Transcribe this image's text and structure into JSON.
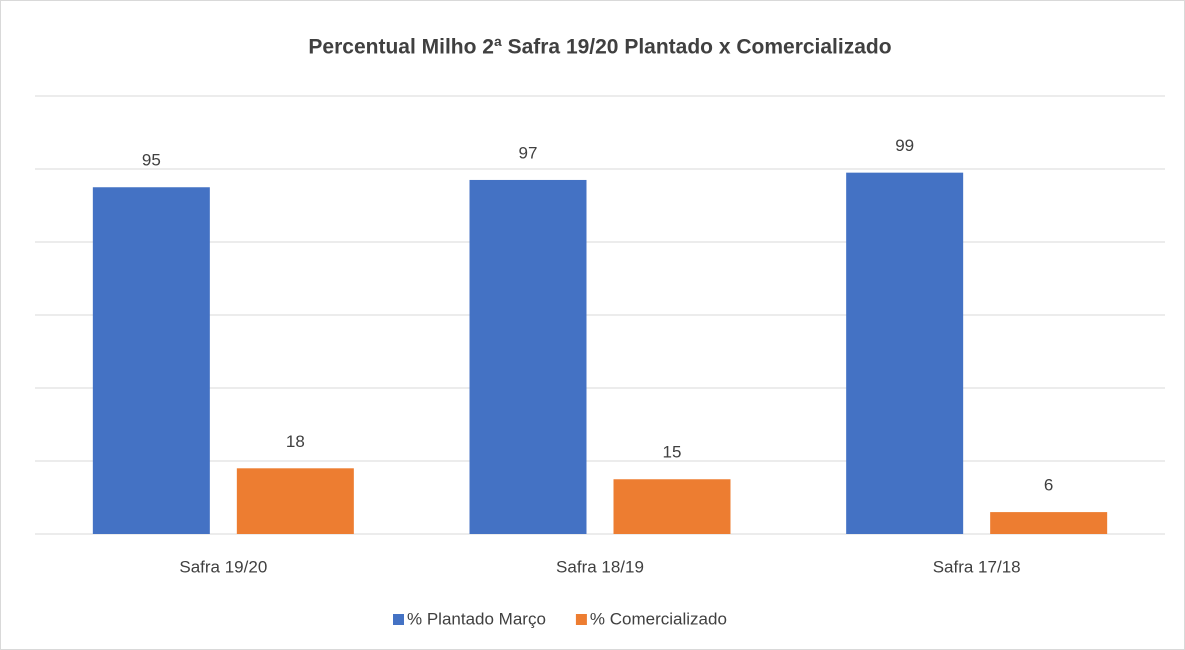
{
  "chart_data": {
    "type": "bar",
    "title": "Percentual Milho 2ª Safra 19/20 Plantado x Comercializado",
    "categories": [
      "Safra 19/20",
      "Safra 18/19",
      "Safra 17/18"
    ],
    "series": [
      {
        "name": "% Plantado Março",
        "color": "#4472c4",
        "values": [
          95,
          97,
          99
        ]
      },
      {
        "name": "% Comercializado",
        "color": "#ed7d31",
        "values": [
          18,
          15,
          6
        ]
      }
    ],
    "ylim": [
      0,
      120
    ],
    "yticks": [
      0,
      20,
      40,
      60,
      80,
      100,
      120
    ],
    "grid": true,
    "legend": "bottom"
  }
}
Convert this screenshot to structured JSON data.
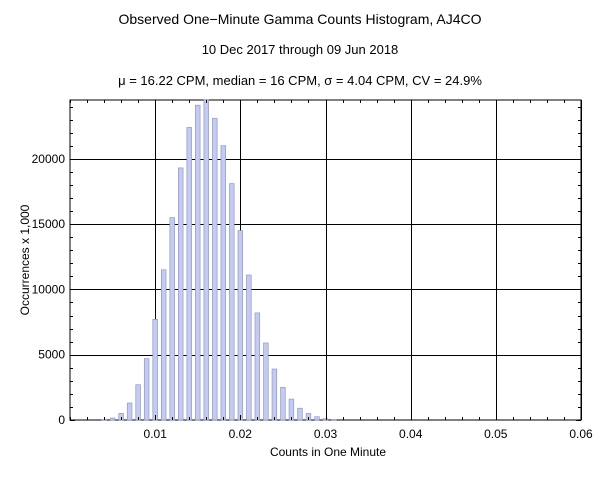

|---|

WRITTEN REQUEST: Repeat every record above exactly, but leave out any pictures.

RESULT OF THE EXERCISE:
Transcribe this image's text and structure into JSON.
{
  "chart_data": {
    "type": "bar",
    "title": "Percentual Milho 2ª Safra 19/20 Plantado x Comercializado",
    "categories": [
      "Safra 19/20",
      "Safra 18/19",
      "Safra 17/18"
    ],
    "series": [
      {
        "name": "% Plantado Março",
        "color": "#4472c4",
        "values": [
          95,
          97,
          99
        ]
      },
      {
        "name": "% Comercializado",
        "color": "#ed7d31",
        "values": [
          18,
          15,
          6
        ]
      }
    ],
    "ylim": [
      0,
      120
    ],
    "yticks": [
      0,
      20,
      40,
      60,
      80,
      100,
      120
    ],
    "grid": true,
    "legend": "bottom"
  }
}
Convert this screenshot to structured JSON data.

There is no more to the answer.